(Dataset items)
## begin

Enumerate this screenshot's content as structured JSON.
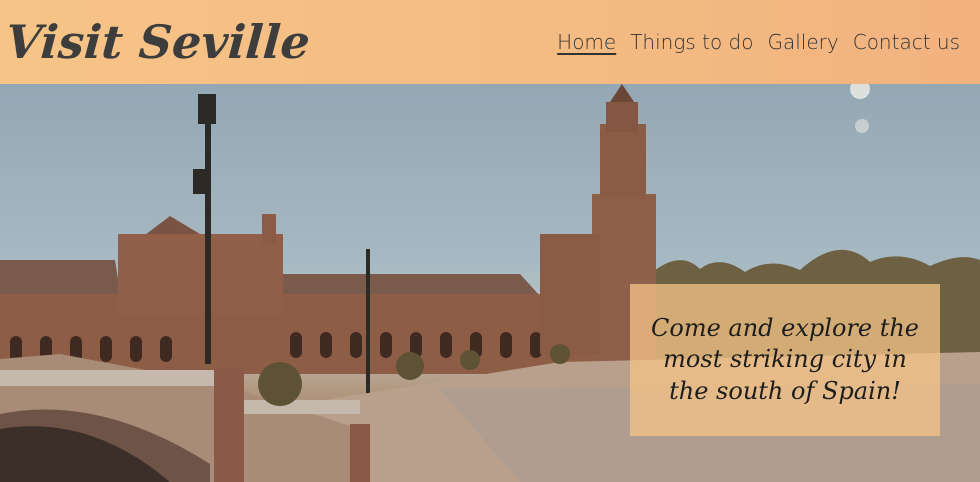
{
  "header": {
    "logo_text": "Visit Seville"
  },
  "nav": {
    "items": [
      {
        "label": "Home",
        "active": true
      },
      {
        "label": "Things to do",
        "active": false
      },
      {
        "label": "Gallery",
        "active": false
      },
      {
        "label": "Contact us",
        "active": false
      }
    ]
  },
  "hero": {
    "image_description_icon": "plaza-photo",
    "caption": "Come and explore the most striking city in the south of Spain!"
  },
  "colors": {
    "header_bg": "#f6c487",
    "caption_bg": "#f6c487",
    "text_dark": "#333333"
  }
}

## end

REQUIRED WORK:
Output the lines above in full and exactly as given, omitting any pictures.

EXERCISE ANSWER:
Enumerate this screenshot's content as structured JSON.
{
  "header": {
    "logo_text": "Visit Seville"
  },
  "nav": {
    "items": [
      {
        "label": "Home",
        "active": true
      },
      {
        "label": "Things to do",
        "active": false
      },
      {
        "label": "Gallery",
        "active": false
      },
      {
        "label": "Contact us",
        "active": false
      }
    ]
  },
  "hero": {
    "image_description_icon": "plaza-photo",
    "caption": "Come and explore the most striking city in the south of Spain!"
  },
  "colors": {
    "header_bg": "#f6c487",
    "caption_bg": "#f6c487",
    "text_dark": "#333333"
  }
}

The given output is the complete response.